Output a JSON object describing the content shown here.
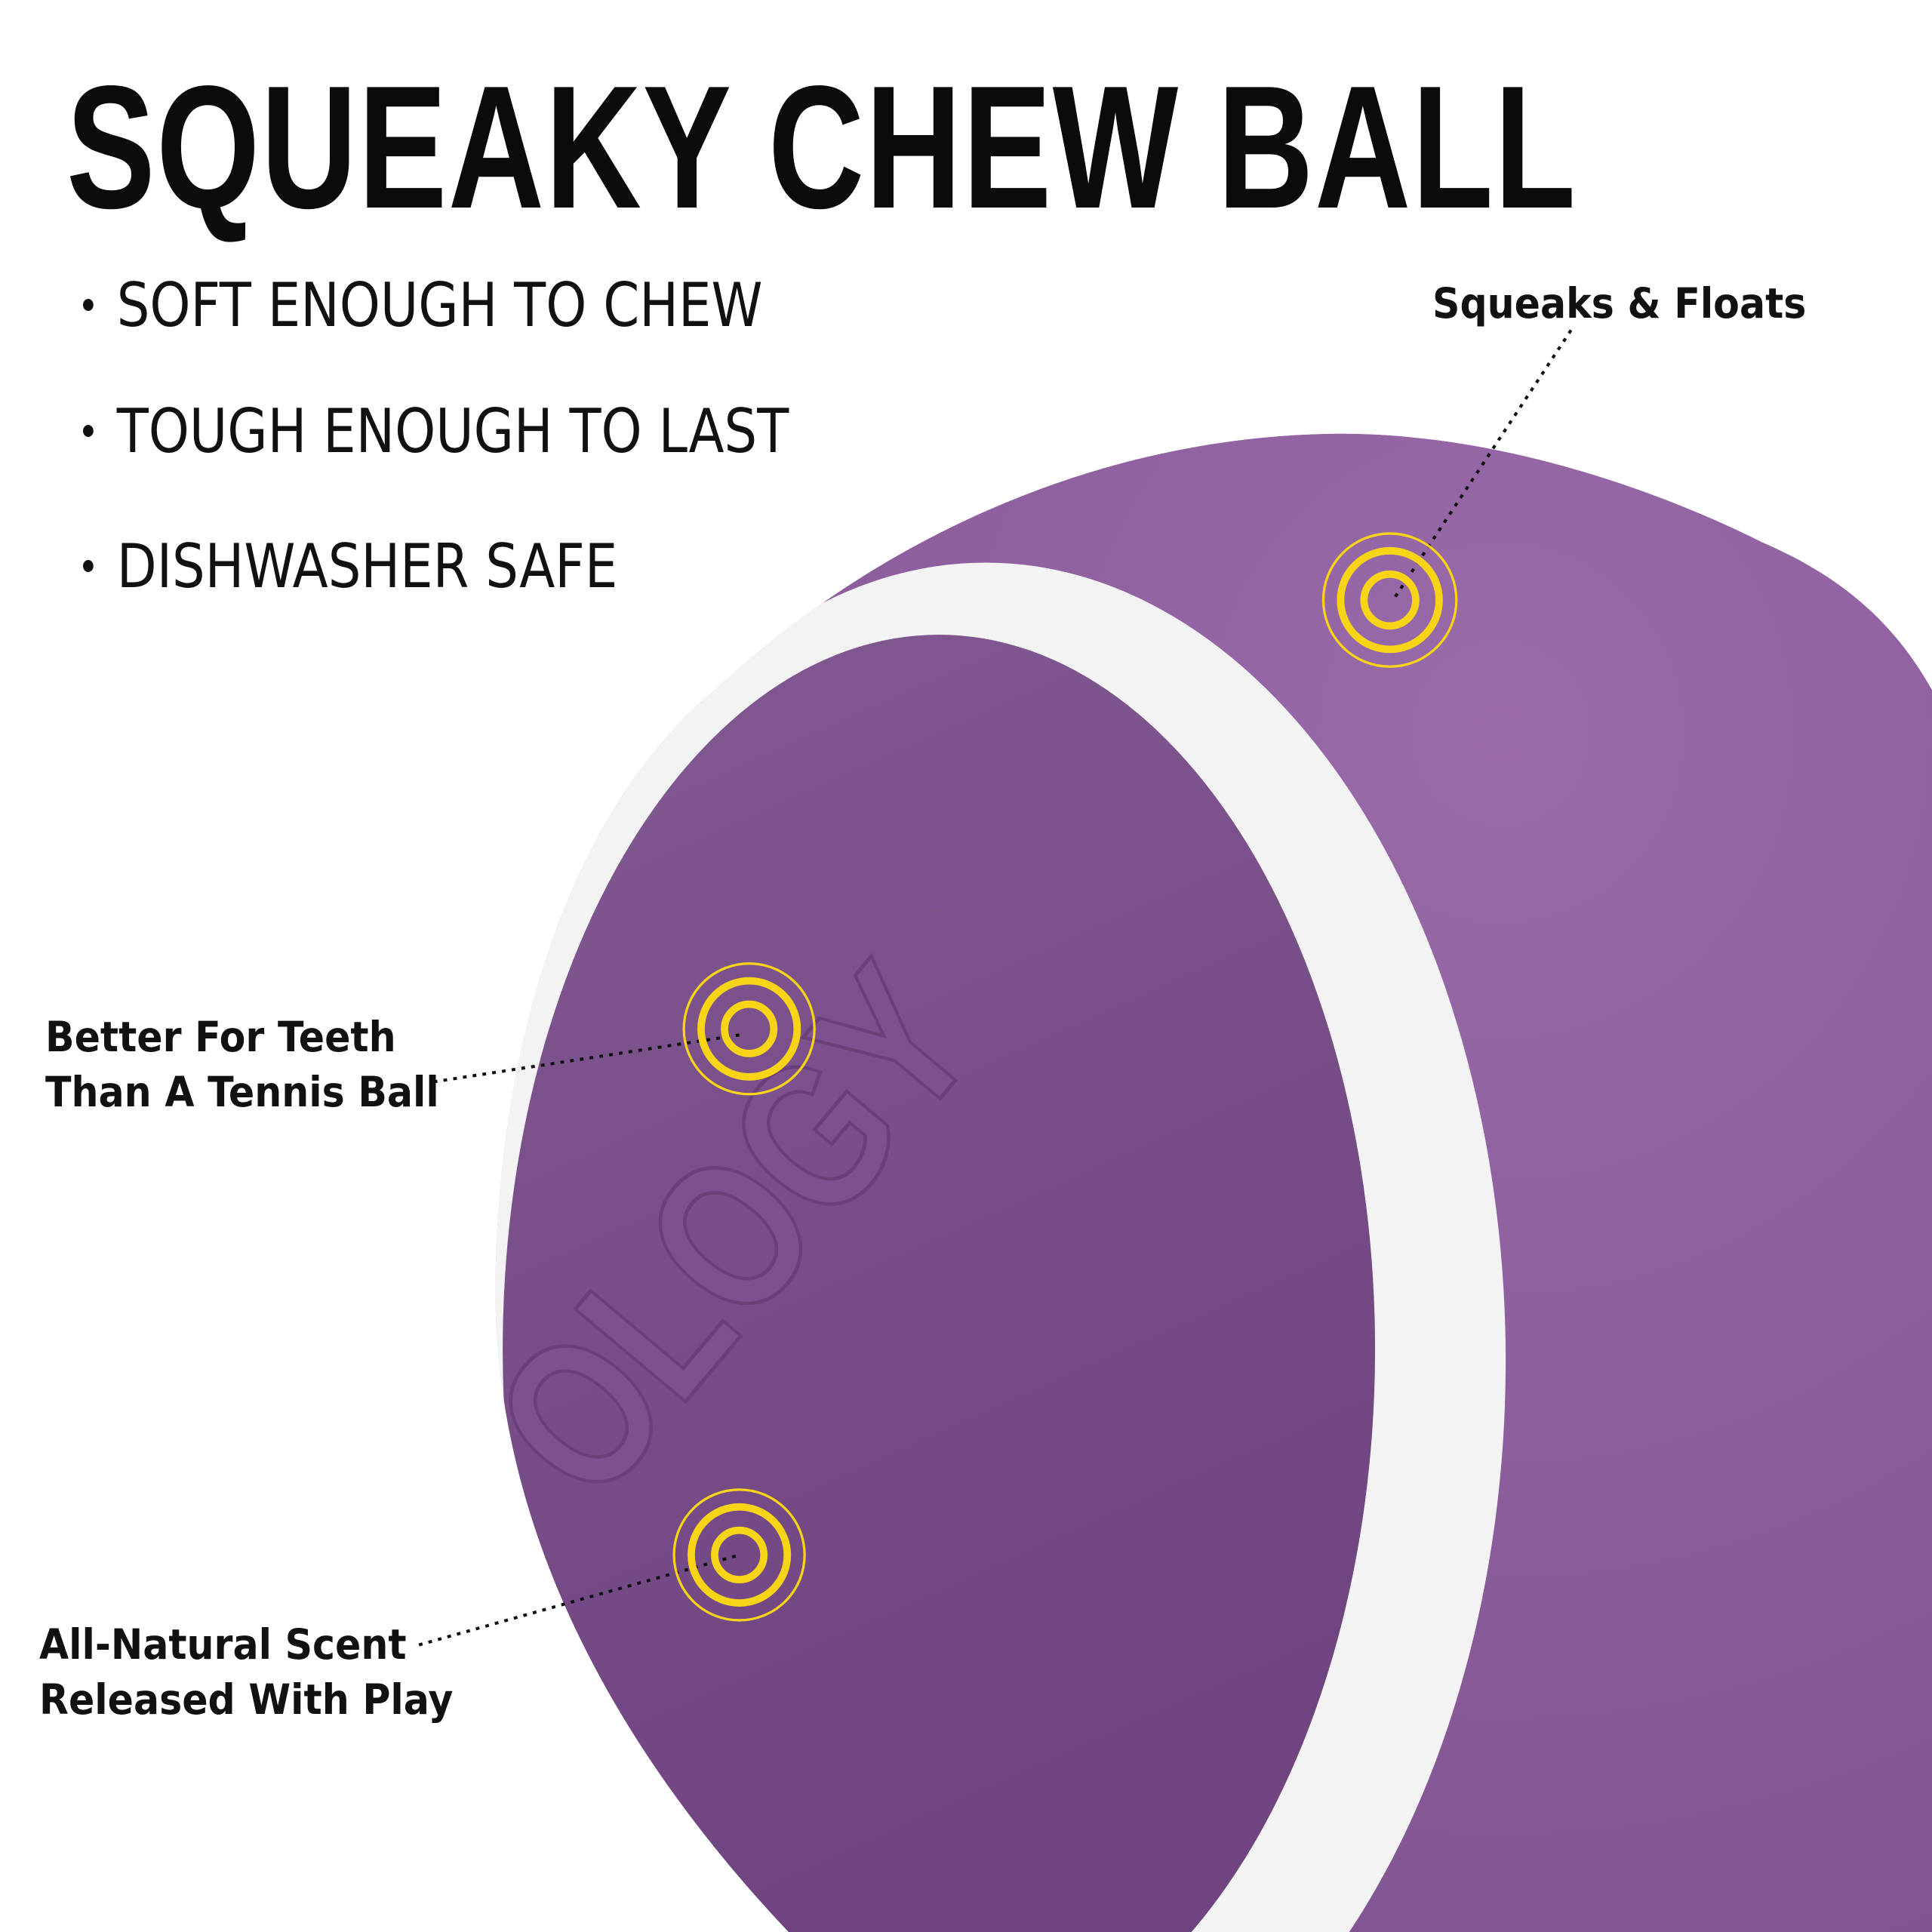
{
  "title": "SQUEAKY CHEW BALL",
  "bullets": [
    "SOFT ENOUGH TO CHEW",
    "TOUGH ENOUGH TO LAST",
    "DISHWASHER SAFE"
  ],
  "callouts": {
    "top_right": "Squeaks & Floats",
    "middle_left": [
      "Better For Teeth",
      "Than A Tennis Ball"
    ],
    "bottom_left": [
      "All-Natural Scent",
      "Released With Play"
    ]
  },
  "logo_text": "OLOGY®",
  "colors": {
    "ball_purple": "#8e61a0",
    "ball_inner_purple": "#744880",
    "seam_white": "#f4f4f4",
    "marker_yellow": "#f7d416",
    "text": "#0b0b0b"
  },
  "icons": [
    "target-ring-icon"
  ]
}
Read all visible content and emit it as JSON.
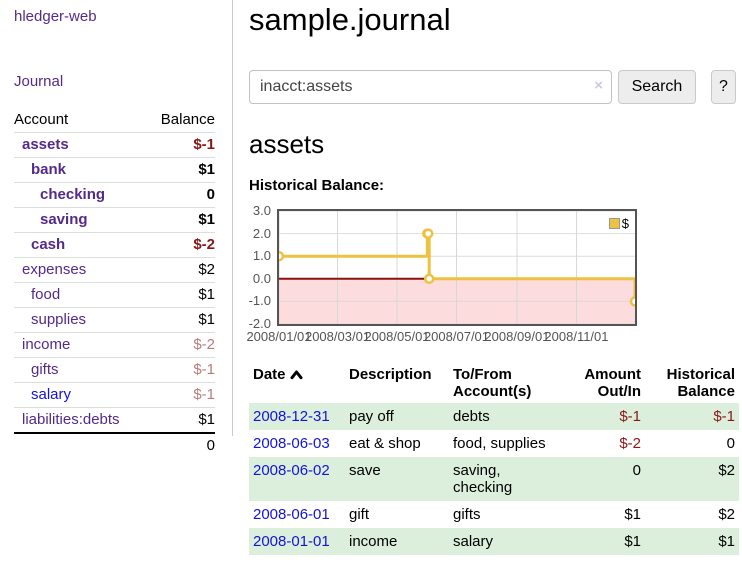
{
  "sidebar": {
    "brand": "hledger-web",
    "nav_journal": "Journal",
    "accounts_table": {
      "headers": [
        "Account",
        "Balance"
      ],
      "rows": [
        {
          "name": "assets",
          "indent": 1,
          "bold": true,
          "balance": "$-1",
          "balance_style": "neg-strong",
          "link_color": "purple"
        },
        {
          "name": "bank",
          "indent": 2,
          "bold": true,
          "balance": "$1",
          "balance_style": "pos",
          "link_color": "purple"
        },
        {
          "name": "checking",
          "indent": 3,
          "bold": true,
          "balance": "0",
          "balance_style": "pos",
          "link_color": "purple"
        },
        {
          "name": "saving",
          "indent": 3,
          "bold": true,
          "balance": "$1",
          "balance_style": "pos",
          "link_color": "purple"
        },
        {
          "name": "cash",
          "indent": 2,
          "bold": true,
          "balance": "$-2",
          "balance_style": "neg-strong",
          "link_color": "purple"
        },
        {
          "name": "expenses",
          "indent": 1,
          "bold": false,
          "balance": "$2",
          "balance_style": "pos",
          "link_color": "purple"
        },
        {
          "name": "food",
          "indent": 2,
          "bold": false,
          "balance": "$1",
          "balance_style": "pos",
          "link_color": "purple"
        },
        {
          "name": "supplies",
          "indent": 2,
          "bold": false,
          "balance": "$1",
          "balance_style": "pos",
          "link_color": "purple"
        },
        {
          "name": "income",
          "indent": 1,
          "bold": false,
          "balance": "$-2",
          "balance_style": "neg-soft",
          "link_color": "purple"
        },
        {
          "name": "gifts",
          "indent": 2,
          "bold": false,
          "balance": "$-1",
          "balance_style": "neg-soft",
          "link_color": "purple"
        },
        {
          "name": "salary",
          "indent": 2,
          "bold": false,
          "balance": "$-1",
          "balance_style": "neg-soft",
          "link_color": "blue"
        },
        {
          "name": "liabilities:debts",
          "indent": 1,
          "bold": false,
          "balance": "$1",
          "balance_style": "pos",
          "link_color": "purple"
        }
      ],
      "total": "0"
    }
  },
  "header": {
    "title": "sample.journal"
  },
  "search": {
    "value": "inacct:assets",
    "clear_icon": "×",
    "button_label": "Search",
    "help_label": "?"
  },
  "account_page": {
    "heading": "assets",
    "chart_label": "Historical Balance:"
  },
  "chart_data": {
    "type": "line",
    "title": "Historical Balance:",
    "series": [
      {
        "name": "$",
        "color": "#edc240",
        "step": true,
        "points": [
          [
            "2008-01-01",
            1.0
          ],
          [
            "2008-06-01",
            2.0
          ],
          [
            "2008-06-02",
            2.0
          ],
          [
            "2008-06-03",
            0.0
          ],
          [
            "2008-12-31",
            -1.0
          ]
        ]
      }
    ],
    "x_range": [
      "2008-01-01",
      "2008-12-31"
    ],
    "ylim": [
      -2.0,
      3.0
    ],
    "y_ticks": [
      {
        "v": 3.0,
        "label": "3.0"
      },
      {
        "v": 2.0,
        "label": "2.0"
      },
      {
        "v": 1.0,
        "label": "1.0"
      },
      {
        "v": 0.0,
        "label": "0.0"
      },
      {
        "v": -1.0,
        "label": "-1.0"
      },
      {
        "v": -2.0,
        "label": "-2.0"
      }
    ],
    "x_ticks": [
      {
        "d": "2008-01-01",
        "label": "2008/01/01"
      },
      {
        "d": "2008-03-01",
        "label": "2008/03/01"
      },
      {
        "d": "2008-05-01",
        "label": "2008/05/01"
      },
      {
        "d": "2008-07-01",
        "label": "2008/07/01"
      },
      {
        "d": "2008-09-01",
        "label": "2008/09/01"
      },
      {
        "d": "2008-11-01",
        "label": "2008/11/01"
      }
    ],
    "legend": {
      "label": "$",
      "position": "top-right"
    },
    "grid": true,
    "negative_region": true
  },
  "register_table": {
    "headers": {
      "date": "Date",
      "description": "Description",
      "accounts": "To/From Account(s)",
      "amount": "Amount Out/In",
      "balance": "Historical Balance"
    },
    "rows": [
      {
        "date": "2008-12-31",
        "description": "pay off",
        "accounts": "debts",
        "amount": "$-1",
        "amount_neg": true,
        "balance": "$-1",
        "balance_neg": true,
        "green": true
      },
      {
        "date": "2008-06-03",
        "description": "eat & shop",
        "accounts": "food, supplies",
        "amount": "$-2",
        "amount_neg": true,
        "balance": "0",
        "balance_neg": false,
        "green": false
      },
      {
        "date": "2008-06-02",
        "description": "save",
        "accounts": "saving, checking",
        "amount": "0",
        "amount_neg": false,
        "balance": "$2",
        "balance_neg": false,
        "green": true
      },
      {
        "date": "2008-06-01",
        "description": "gift",
        "accounts": "gifts",
        "amount": "$1",
        "amount_neg": false,
        "balance": "$2",
        "balance_neg": false,
        "green": false
      },
      {
        "date": "2008-01-01",
        "description": "income",
        "accounts": "salary",
        "amount": "$1",
        "amount_neg": false,
        "balance": "$1",
        "balance_neg": false,
        "green": true
      }
    ]
  },
  "colors": {
    "link_purple": "#552a8b",
    "link_blue": "#1414d6",
    "negative_strong": "#8c1717",
    "negative_soft": "#b97c7c",
    "row_green": "#dcefdc",
    "series_gold": "#edc240",
    "zero_line_red": "#8b1010",
    "negative_fill_pink": "#fcdcdc",
    "grid_gray": "#d7d7d7",
    "chart_border_gray": "#545454"
  }
}
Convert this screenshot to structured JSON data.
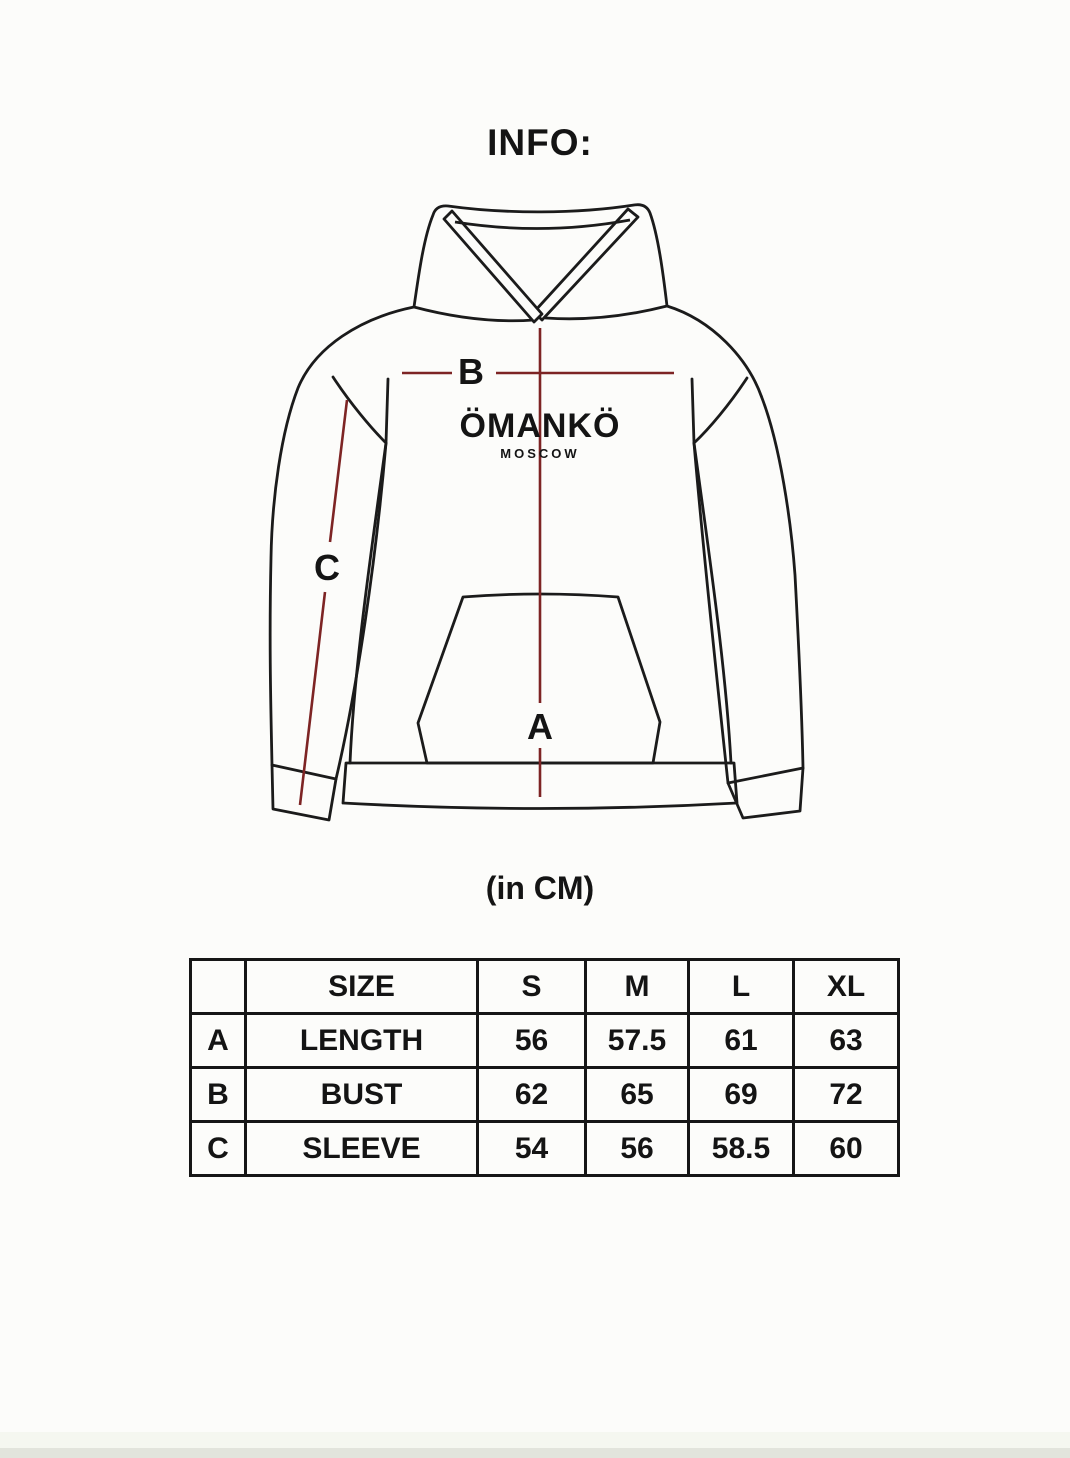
----------
→ **Given instruction**:
Return the material word for word. Pictures are not part of the copy.

→ **Reply**:
Output a JSON object describing the content shown here.
{
  "title": "SQUEAKY CHEW BALL",
  "bullets": [
    "SOFT ENOUGH TO CHEW",
    "TOUGH ENOUGH TO LAST",
    "DISHWASHER SAFE"
  ],
  "callouts": {
    "top_right": "Squeaks & Floats",
    "middle_left": [
      "Better For Teeth",
      "Than A Tennis Ball"
    ],
    "bottom_left": [
      "All-Natural Scent",
      "Released With Play"
    ]
  },
  "logo_text": "OLOGY®",
  "colors": {
    "ball_purple": "#8e61a0",
    "ball_inner_purple": "#744880",
    "seam_white": "#f4f4f4",
    "marker_yellow": "#f7d416",
    "text": "#0b0b0b"
  },
  "icons": [
    "target-ring-icon"
  ]
}
Read all visible content and emit it as JSON.
{
  "sidebar": {
    "brand": "hledger-web",
    "nav_journal": "Journal",
    "accounts_table": {
      "headers": [
        "Account",
        "Balance"
      ],
      "rows": [
        {
          "name": "assets",
          "indent": 1,
          "bold": true,
          "balance": "$-1",
          "balance_style": "neg-strong",
          "link_color": "purple"
        },
        {
          "name": "bank",
          "indent": 2,
          "bold": true,
          "balance": "$1",
          "balance_style": "pos",
          "link_color": "purple"
        },
        {
          "name": "checking",
          "indent": 3,
          "bold": true,
          "balance": "0",
          "balance_style": "pos",
          "link_color": "purple"
        },
        {
          "name": "saving",
          "indent": 3,
          "bold": true,
          "balance": "$1",
          "balance_style": "pos",
          "link_color": "purple"
        },
        {
          "name": "cash",
          "indent": 2,
          "bold": true,
          "balance": "$-2",
          "balance_style": "neg-strong",
          "link_color": "purple"
        },
        {
          "name": "expenses",
          "indent": 1,
          "bold": false,
          "balance": "$2",
          "balance_style": "pos",
          "link_color": "purple"
        },
        {
          "name": "food",
          "indent": 2,
          "bold": false,
          "balance": "$1",
          "balance_style": "pos",
          "link_color": "purple"
        },
        {
          "name": "supplies",
          "indent": 2,
          "bold": false,
          "balance": "$1",
          "balance_style": "pos",
          "link_color": "purple"
        },
        {
          "name": "income",
          "indent": 1,
          "bold": false,
          "balance": "$-2",
          "balance_style": "neg-soft",
          "link_color": "purple"
        },
        {
          "name": "gifts",
          "indent": 2,
          "bold": false,
          "balance": "$-1",
          "balance_style": "neg-soft",
          "link_color": "purple"
        },
        {
          "name": "salary",
          "indent": 2,
          "bold": false,
          "balance": "$-1",
          "balance_style": "neg-soft",
          "link_color": "blue"
        },
        {
          "name": "liabilities:debts",
          "indent": 1,
          "bold": false,
          "balance": "$1",
          "balance_style": "pos",
          "link_color": "purple"
        }
      ],
      "total": "0"
    }
  },
  "header": {
    "title": "sample.journal"
  },
  "search": {
    "value": "inacct:assets",
    "clear_icon": "×",
    "button_label": "Search",
    "help_label": "?"
  },
  "account_page": {
    "heading": "assets",
    "chart_label": "Historical Balance:"
  },
  "chart_data": {
    "type": "line",
    "title": "Historical Balance:",
    "series": [
      {
        "name": "$",
        "color": "#edc240",
        "step": true,
        "points": [
          [
            "2008-01-01",
            1.0
          ],
          [
            "2008-06-01",
            2.0
          ],
          [
            "2008-06-02",
            2.0
          ],
          [
            "2008-06-03",
            0.0
          ],
          [
            "2008-12-31",
            -1.0
          ]
        ]
      }
    ],
    "x_range": [
      "2008-01-01",
      "2008-12-31"
    ],
    "ylim": [
      -2.0,
      3.0
    ],
    "y_ticks": [
      {
        "v": 3.0,
        "label": "3.0"
      },
      {
        "v": 2.0,
        "label": "2.0"
      },
      {
        "v": 1.0,
        "label": "1.0"
      },
      {
        "v": 0.0,
        "label": "0.0"
      },
      {
        "v": -1.0,
        "label": "-1.0"
      },
      {
        "v": -2.0,
        "label": "-2.0"
      }
    ],
    "x_ticks": [
      {
        "d": "2008-01-01",
        "label": "2008/01/01"
      },
      {
        "d": "2008-03-01",
        "label": "2008/03/01"
      },
      {
        "d": "2008-05-01",
        "label": "2008/05/01"
      },
      {
        "d": "2008-07-01",
        "label": "2008/07/01"
      },
      {
        "d": "2008-09-01",
        "label": "2008/09/01"
      },
      {
        "d": "2008-11-01",
        "label": "2008/11/01"
      }
    ],
    "legend": {
      "label": "$",
      "position": "top-right"
    },
    "grid": true,
    "negative_region": true
  },
  "register_table": {
    "headers": {
      "date": "Date",
      "description": "Description",
      "accounts": "To/From Account(s)",
      "amount": "Amount Out/In",
      "balance": "Historical Balance"
    },
    "rows": [
      {
        "date": "2008-12-31",
        "description": "pay off",
        "accounts": "debts",
        "amount": "$-1",
        "amount_neg": true,
        "balance": "$-1",
        "balance_neg": true,
        "green": true
      },
      {
        "date": "2008-06-03",
        "description": "eat & shop",
        "accounts": "food, supplies",
        "amount": "$-2",
        "amount_neg": true,
        "balance": "0",
        "balance_neg": false,
        "green": false
      },
      {
        "date": "2008-06-02",
        "description": "save",
        "accounts": "saving, checking",
        "amount": "0",
        "amount_neg": false,
        "balance": "$2",
        "balance_neg": false,
        "green": true
      },
      {
        "date": "2008-06-01",
        "description": "gift",
        "accounts": "gifts",
        "amount": "$1",
        "amount_neg": false,
        "balance": "$2",
        "balance_neg": false,
        "green": false
      },
      {
        "date": "2008-01-01",
        "description": "income",
        "accounts": "salary",
        "amount": "$1",
        "amount_neg": false,
        "balance": "$1",
        "balance_neg": false,
        "green": true
      }
    ]
  },
  "colors": {
    "link_purple": "#552a8b",
    "link_blue": "#1414d6",
    "negative_strong": "#8c1717",
    "negative_soft": "#b97c7c",
    "row_green": "#dcefdc",
    "series_gold": "#edc240",
    "zero_line_red": "#8b1010",
    "negative_fill_pink": "#fcdcdc",
    "grid_gray": "#d7d7d7",
    "chart_border_gray": "#545454"
  }
}
Convert this screenshot to structured JSON data.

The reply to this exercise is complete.